* Stated task *
Look through the material and copy each line holding "this".

[Data extracted from a collection]
================================

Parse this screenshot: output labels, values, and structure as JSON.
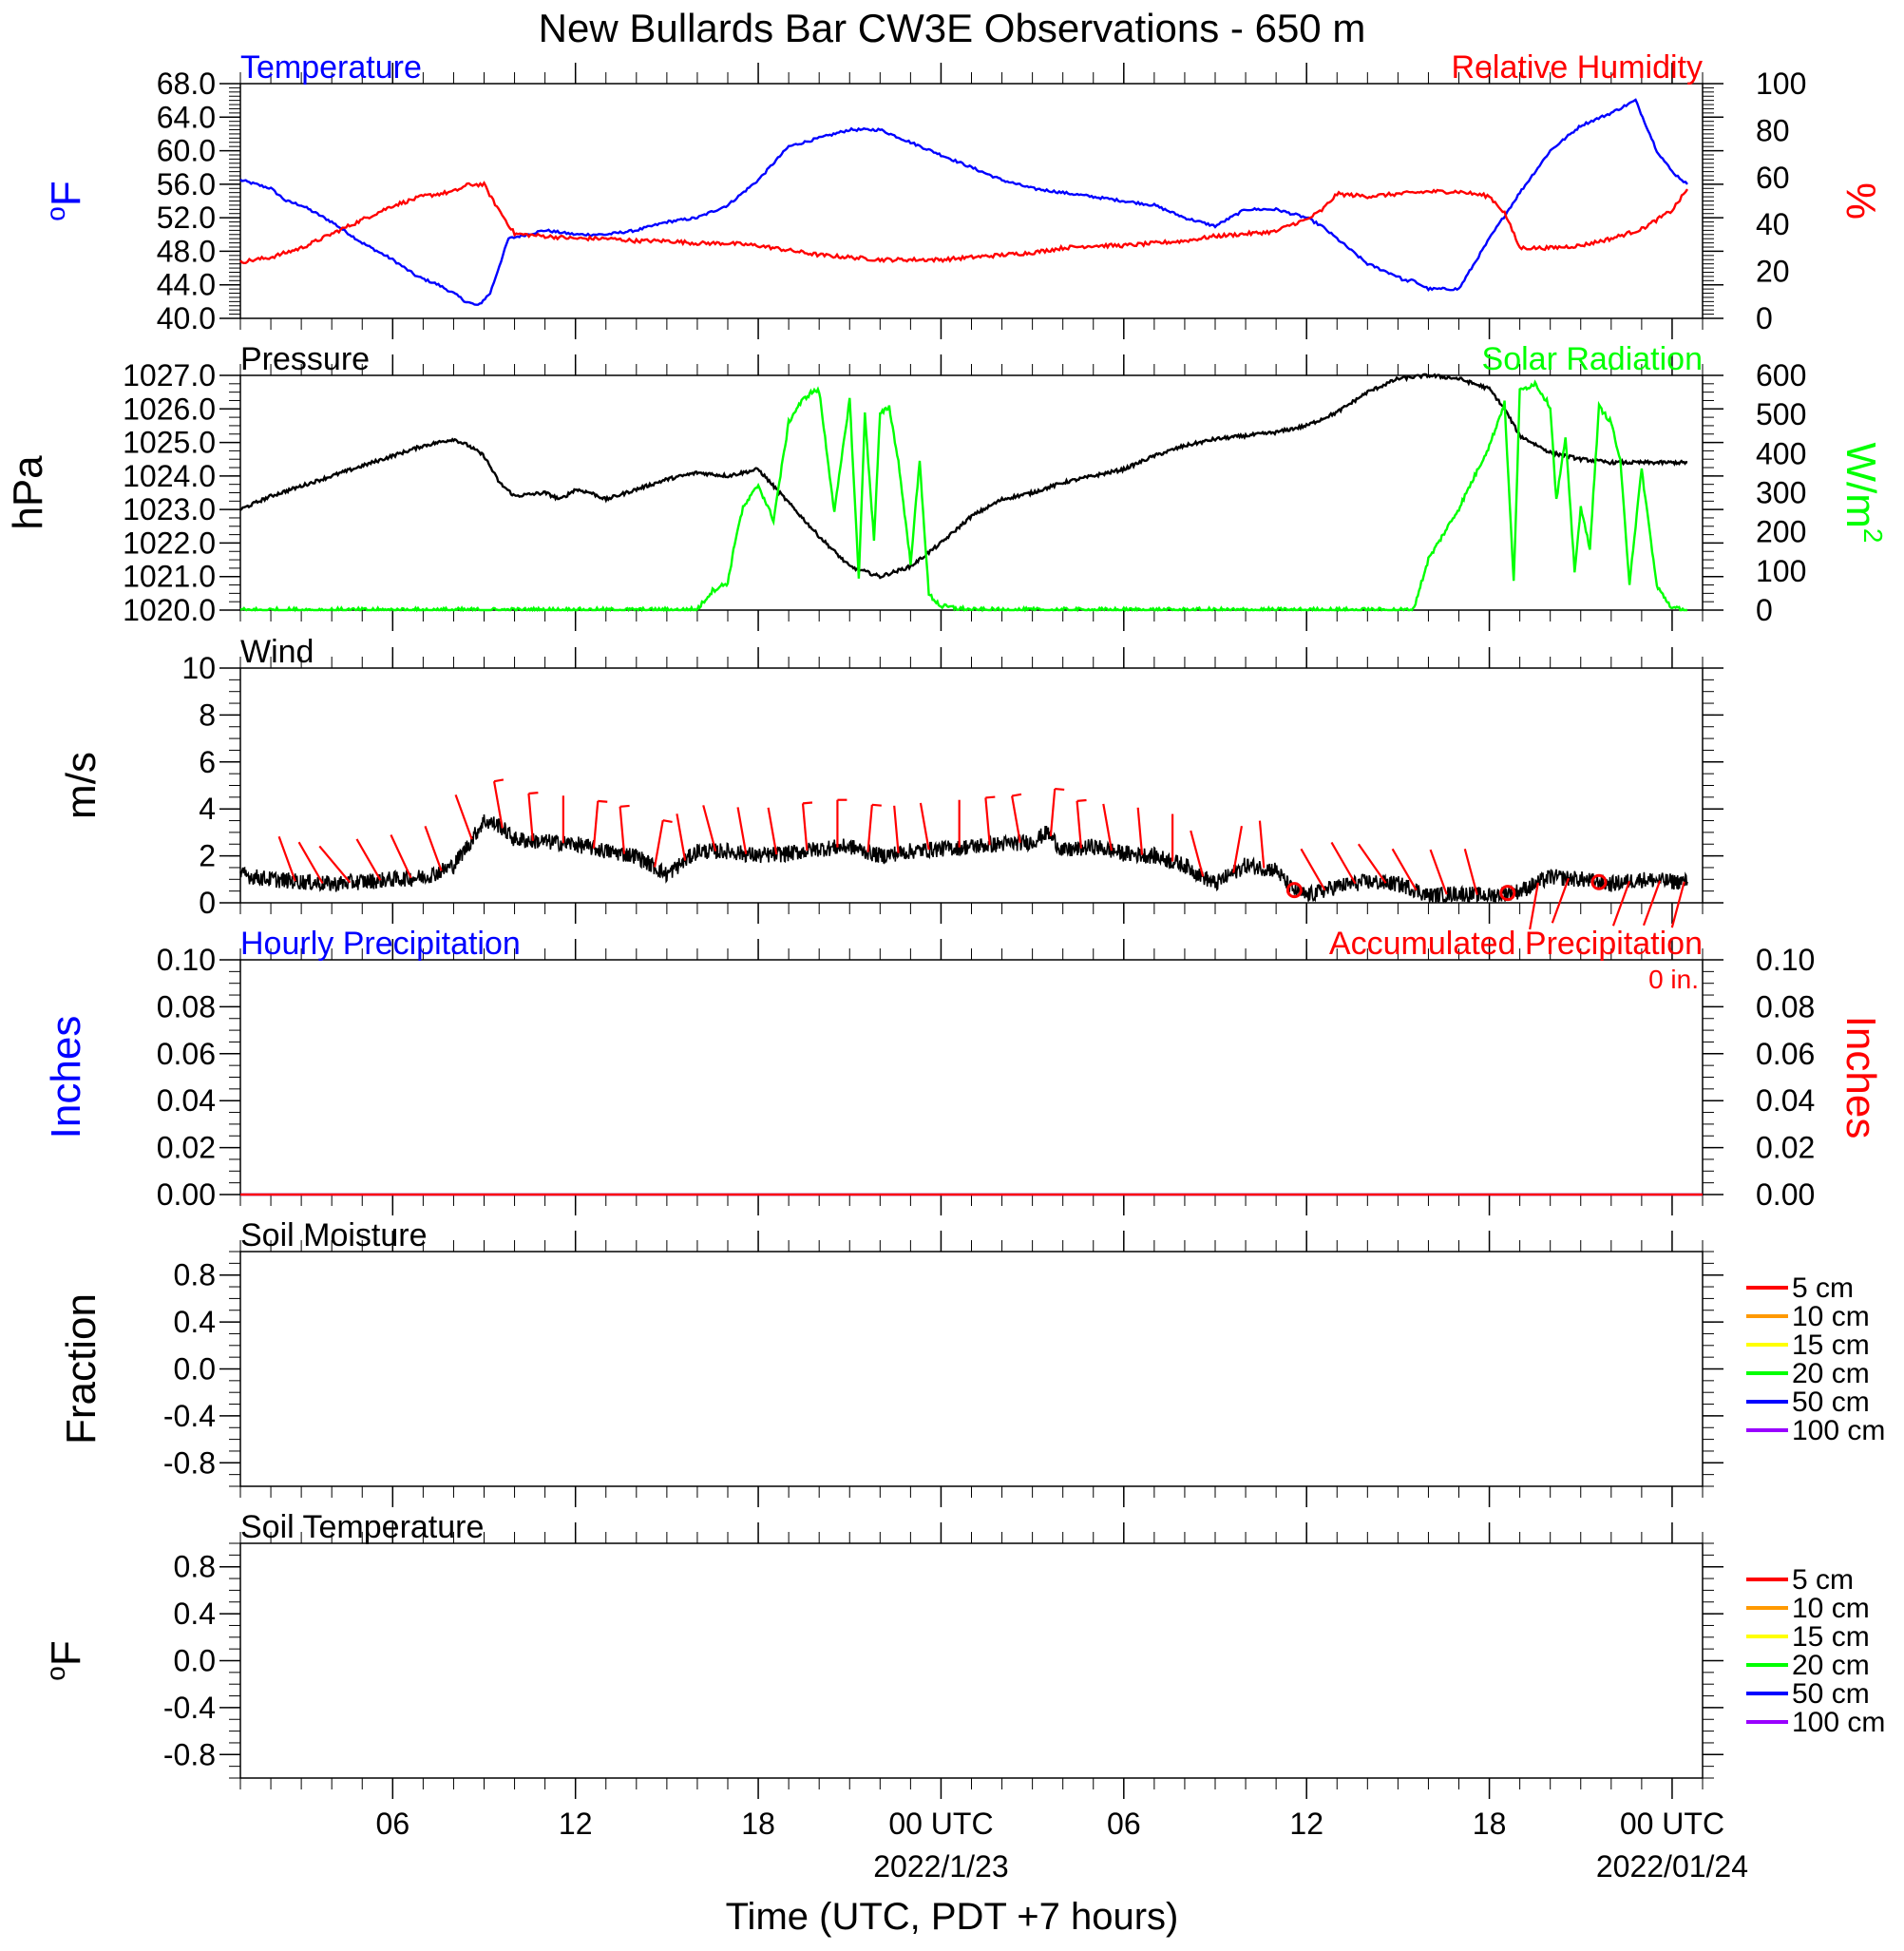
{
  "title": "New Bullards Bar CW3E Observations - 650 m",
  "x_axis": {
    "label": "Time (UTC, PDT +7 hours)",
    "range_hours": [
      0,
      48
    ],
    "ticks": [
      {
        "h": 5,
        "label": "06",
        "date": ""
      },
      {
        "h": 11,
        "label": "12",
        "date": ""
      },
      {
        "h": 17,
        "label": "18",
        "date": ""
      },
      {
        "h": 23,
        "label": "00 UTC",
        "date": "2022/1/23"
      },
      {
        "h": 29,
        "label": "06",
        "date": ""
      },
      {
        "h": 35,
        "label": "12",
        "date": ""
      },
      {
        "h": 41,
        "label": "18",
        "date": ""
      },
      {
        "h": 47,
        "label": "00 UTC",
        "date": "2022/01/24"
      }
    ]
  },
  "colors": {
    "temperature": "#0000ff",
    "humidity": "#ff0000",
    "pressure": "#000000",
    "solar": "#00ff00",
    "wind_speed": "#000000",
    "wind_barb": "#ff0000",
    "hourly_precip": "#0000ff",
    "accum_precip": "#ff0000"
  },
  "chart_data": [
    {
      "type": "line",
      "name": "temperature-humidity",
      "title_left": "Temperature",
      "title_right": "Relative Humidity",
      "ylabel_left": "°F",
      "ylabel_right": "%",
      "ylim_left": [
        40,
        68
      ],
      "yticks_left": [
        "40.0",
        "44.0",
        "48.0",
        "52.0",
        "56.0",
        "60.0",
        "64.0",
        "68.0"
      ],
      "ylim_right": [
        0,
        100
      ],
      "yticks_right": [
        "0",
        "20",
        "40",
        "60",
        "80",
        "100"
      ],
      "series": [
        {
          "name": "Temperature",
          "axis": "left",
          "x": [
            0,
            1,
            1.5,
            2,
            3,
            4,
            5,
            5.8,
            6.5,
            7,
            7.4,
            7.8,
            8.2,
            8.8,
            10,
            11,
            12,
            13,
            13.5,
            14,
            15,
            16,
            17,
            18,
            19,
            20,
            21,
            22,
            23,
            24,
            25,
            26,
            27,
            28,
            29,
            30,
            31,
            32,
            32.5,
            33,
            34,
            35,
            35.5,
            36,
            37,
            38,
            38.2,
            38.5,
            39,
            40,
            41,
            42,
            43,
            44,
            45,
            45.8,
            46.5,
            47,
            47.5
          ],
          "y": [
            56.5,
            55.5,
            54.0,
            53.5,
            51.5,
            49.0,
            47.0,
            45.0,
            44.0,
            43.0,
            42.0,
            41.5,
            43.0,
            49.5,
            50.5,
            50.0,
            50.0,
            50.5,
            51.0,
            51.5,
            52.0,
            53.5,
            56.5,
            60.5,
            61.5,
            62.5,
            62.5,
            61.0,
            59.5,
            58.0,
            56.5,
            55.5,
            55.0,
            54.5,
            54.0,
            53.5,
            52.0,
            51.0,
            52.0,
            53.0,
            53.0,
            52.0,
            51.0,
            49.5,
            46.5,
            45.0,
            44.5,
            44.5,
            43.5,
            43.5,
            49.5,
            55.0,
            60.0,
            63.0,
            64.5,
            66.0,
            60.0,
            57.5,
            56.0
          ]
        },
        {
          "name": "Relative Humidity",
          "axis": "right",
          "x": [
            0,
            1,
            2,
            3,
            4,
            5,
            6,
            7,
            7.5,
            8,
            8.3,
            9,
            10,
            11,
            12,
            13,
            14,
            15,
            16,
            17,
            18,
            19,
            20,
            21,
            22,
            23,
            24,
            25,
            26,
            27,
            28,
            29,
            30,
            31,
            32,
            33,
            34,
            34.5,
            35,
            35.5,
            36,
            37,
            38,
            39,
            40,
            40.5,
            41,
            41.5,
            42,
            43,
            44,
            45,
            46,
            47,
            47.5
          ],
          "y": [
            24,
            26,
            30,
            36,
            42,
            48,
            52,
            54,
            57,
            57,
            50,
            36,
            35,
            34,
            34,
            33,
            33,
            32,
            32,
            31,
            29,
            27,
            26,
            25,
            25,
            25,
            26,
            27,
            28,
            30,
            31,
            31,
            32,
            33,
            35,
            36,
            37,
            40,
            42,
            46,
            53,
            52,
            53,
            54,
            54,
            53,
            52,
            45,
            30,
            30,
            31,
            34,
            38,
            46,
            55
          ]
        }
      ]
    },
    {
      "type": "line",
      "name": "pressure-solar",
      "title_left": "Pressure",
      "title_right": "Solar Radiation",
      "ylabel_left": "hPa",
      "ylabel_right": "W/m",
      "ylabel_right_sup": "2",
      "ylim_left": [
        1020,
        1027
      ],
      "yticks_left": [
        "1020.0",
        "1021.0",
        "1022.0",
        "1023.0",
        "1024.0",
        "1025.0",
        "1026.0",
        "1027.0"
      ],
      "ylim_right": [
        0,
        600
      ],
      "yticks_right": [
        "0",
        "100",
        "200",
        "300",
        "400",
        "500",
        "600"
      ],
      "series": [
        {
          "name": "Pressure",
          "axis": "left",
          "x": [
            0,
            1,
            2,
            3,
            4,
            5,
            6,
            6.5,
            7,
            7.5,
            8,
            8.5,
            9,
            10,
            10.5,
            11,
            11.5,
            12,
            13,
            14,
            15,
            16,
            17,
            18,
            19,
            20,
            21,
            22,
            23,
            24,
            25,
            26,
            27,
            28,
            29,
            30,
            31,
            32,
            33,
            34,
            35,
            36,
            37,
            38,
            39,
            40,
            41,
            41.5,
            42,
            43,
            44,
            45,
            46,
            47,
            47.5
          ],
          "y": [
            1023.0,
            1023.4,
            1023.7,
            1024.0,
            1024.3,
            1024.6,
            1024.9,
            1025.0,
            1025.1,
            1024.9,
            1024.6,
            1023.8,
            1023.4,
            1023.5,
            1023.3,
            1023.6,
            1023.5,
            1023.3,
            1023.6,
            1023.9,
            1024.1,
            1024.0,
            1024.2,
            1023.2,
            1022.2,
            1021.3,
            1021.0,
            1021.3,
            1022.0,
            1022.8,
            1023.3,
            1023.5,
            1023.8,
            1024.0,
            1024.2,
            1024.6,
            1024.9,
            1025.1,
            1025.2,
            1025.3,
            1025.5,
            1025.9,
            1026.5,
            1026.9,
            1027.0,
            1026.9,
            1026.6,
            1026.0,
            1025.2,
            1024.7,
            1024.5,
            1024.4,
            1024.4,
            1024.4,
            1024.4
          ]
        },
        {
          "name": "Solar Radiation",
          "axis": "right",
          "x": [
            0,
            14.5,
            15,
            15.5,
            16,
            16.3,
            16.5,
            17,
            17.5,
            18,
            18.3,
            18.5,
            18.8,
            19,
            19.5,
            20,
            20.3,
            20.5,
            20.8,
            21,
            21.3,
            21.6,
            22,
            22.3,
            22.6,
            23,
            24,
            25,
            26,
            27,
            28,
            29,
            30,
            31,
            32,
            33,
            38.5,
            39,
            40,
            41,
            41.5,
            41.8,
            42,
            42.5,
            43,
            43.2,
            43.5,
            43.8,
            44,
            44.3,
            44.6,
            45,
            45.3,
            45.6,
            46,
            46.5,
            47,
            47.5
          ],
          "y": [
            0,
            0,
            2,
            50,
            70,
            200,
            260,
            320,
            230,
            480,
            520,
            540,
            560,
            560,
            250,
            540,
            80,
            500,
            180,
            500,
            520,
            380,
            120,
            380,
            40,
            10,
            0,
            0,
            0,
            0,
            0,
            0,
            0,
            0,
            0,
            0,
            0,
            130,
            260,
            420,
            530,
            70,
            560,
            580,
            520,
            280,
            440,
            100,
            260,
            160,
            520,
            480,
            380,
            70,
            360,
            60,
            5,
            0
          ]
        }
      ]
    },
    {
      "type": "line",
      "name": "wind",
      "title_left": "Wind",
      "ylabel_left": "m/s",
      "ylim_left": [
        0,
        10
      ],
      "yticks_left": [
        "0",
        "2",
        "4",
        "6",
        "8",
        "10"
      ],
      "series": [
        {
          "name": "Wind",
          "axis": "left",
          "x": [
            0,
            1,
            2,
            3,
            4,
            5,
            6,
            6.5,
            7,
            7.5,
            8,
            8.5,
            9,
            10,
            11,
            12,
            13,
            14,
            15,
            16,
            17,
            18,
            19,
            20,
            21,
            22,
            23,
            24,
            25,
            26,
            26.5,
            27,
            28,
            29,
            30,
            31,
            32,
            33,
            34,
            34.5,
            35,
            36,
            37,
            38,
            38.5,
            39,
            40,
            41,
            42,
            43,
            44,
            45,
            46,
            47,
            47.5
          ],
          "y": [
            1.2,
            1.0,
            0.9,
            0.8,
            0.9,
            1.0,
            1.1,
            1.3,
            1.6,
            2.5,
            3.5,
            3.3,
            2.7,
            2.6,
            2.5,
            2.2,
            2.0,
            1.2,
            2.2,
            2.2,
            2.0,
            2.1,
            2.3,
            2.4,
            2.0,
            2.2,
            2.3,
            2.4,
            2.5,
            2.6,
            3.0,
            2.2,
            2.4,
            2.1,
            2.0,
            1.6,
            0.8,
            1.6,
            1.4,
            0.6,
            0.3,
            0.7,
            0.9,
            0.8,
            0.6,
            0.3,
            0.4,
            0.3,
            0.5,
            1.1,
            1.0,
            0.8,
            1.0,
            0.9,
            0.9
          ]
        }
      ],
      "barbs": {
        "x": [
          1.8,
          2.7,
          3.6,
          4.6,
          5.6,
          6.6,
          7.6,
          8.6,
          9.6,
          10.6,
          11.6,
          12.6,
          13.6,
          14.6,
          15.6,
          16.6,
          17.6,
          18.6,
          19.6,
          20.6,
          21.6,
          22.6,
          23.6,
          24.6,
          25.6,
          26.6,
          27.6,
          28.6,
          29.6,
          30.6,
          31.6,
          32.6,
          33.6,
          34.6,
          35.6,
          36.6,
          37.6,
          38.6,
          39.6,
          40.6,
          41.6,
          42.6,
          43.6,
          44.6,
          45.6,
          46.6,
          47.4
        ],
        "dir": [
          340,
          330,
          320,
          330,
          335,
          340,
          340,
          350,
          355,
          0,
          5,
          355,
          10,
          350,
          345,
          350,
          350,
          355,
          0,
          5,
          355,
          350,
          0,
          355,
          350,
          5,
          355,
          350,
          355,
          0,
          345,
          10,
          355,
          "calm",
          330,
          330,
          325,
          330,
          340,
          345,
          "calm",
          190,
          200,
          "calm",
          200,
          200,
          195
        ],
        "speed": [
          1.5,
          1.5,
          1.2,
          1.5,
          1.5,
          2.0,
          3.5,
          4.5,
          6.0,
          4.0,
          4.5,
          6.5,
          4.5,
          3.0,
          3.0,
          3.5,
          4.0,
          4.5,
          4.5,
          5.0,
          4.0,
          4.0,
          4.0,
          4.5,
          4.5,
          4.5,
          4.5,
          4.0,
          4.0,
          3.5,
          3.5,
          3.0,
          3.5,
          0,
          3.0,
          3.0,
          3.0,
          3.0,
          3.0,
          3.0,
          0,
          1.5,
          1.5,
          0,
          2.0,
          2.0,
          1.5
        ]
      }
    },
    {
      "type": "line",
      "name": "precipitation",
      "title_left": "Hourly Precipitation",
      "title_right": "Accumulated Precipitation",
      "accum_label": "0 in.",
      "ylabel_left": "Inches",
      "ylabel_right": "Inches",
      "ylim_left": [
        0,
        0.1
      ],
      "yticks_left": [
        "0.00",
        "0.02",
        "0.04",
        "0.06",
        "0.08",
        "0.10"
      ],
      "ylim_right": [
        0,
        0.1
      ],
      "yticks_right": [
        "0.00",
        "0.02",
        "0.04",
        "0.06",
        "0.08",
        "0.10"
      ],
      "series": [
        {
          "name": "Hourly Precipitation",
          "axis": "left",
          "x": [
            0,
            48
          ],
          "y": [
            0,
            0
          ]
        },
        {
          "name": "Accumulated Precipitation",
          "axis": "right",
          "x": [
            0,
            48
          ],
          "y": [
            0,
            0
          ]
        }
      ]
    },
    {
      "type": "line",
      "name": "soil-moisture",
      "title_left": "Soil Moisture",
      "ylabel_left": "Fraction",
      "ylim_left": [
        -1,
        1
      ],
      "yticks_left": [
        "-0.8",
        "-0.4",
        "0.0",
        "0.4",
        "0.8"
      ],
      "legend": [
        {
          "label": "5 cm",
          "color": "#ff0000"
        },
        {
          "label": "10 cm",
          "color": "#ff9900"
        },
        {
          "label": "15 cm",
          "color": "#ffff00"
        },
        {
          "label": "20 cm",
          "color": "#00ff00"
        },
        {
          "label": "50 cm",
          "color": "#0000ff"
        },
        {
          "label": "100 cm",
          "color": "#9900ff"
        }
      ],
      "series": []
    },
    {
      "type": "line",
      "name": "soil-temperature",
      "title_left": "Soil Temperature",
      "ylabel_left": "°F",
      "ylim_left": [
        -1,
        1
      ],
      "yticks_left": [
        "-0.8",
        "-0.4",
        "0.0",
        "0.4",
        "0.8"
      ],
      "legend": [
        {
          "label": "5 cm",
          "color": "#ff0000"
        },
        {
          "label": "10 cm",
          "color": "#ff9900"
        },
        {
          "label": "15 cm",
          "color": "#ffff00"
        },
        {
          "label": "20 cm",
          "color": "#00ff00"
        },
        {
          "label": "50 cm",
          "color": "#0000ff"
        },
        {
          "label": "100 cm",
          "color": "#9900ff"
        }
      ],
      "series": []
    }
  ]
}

================================

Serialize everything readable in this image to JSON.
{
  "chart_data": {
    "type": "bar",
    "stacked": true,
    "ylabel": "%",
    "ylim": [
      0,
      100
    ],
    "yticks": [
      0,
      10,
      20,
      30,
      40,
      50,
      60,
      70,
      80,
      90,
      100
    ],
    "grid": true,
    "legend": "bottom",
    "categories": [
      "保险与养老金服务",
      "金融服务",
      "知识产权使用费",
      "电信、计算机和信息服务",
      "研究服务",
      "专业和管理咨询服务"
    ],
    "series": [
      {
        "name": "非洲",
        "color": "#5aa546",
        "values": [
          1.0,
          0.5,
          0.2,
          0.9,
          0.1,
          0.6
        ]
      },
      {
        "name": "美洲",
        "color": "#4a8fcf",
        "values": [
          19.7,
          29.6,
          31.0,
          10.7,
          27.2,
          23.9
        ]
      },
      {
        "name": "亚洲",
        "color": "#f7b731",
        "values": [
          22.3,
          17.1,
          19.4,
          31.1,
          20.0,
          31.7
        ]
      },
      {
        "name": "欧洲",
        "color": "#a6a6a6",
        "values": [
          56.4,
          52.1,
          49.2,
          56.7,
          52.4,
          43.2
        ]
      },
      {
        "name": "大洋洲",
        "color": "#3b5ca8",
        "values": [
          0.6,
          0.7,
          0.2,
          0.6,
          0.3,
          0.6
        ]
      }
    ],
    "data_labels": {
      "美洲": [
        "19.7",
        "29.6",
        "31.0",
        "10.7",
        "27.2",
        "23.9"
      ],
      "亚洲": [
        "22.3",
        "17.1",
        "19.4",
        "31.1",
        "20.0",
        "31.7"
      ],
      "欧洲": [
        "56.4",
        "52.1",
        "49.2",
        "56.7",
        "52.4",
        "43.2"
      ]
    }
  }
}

================================

* Final answer *
Parse this screenshot: output labels, values, and structure as JSON.
Serialize everything readable in this image to JSON.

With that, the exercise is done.